- [Task objective]: Return all lines from the listing below in which the string "Options" occurs.

[Records to process start]

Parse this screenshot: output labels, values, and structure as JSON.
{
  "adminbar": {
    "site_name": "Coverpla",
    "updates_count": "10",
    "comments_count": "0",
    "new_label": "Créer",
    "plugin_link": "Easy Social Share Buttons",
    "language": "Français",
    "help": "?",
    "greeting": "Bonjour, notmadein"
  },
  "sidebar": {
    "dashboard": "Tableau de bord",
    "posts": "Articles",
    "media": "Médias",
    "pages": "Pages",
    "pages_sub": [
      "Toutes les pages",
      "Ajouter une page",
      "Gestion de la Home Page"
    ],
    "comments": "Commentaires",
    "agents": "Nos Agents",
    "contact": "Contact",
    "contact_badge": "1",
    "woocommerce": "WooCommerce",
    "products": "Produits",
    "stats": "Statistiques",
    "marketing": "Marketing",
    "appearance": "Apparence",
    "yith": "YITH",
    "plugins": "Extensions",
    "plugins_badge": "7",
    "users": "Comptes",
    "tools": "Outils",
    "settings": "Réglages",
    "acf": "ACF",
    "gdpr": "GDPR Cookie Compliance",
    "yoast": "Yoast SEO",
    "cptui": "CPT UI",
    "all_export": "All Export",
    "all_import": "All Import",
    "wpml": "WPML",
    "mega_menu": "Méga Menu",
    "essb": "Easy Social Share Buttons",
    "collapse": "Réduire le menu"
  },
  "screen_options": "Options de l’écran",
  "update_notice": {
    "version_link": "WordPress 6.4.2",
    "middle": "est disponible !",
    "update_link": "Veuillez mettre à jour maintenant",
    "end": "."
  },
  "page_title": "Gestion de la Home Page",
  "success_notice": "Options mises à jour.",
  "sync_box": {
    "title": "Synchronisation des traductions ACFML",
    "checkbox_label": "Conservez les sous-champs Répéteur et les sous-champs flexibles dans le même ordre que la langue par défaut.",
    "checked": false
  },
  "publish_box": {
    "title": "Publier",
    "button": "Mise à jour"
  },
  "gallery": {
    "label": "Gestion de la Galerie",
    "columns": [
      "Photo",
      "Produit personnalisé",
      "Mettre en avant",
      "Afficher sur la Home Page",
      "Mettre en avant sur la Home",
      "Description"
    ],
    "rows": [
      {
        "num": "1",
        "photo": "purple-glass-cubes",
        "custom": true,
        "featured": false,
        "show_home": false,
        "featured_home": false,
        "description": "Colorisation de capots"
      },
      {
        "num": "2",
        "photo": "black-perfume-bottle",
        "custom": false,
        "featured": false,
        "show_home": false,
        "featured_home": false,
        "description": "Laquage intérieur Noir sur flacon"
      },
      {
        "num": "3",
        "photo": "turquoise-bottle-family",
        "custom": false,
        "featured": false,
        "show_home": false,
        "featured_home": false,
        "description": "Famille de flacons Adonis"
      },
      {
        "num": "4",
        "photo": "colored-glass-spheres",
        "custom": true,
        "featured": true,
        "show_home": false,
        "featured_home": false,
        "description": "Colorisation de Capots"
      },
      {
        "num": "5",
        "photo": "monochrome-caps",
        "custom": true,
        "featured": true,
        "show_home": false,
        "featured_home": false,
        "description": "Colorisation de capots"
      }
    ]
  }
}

[Records to process end]

- [Task solution]:
  "screen_options": "Options de l’écran",
  "success_notice": "Options mises à jour.",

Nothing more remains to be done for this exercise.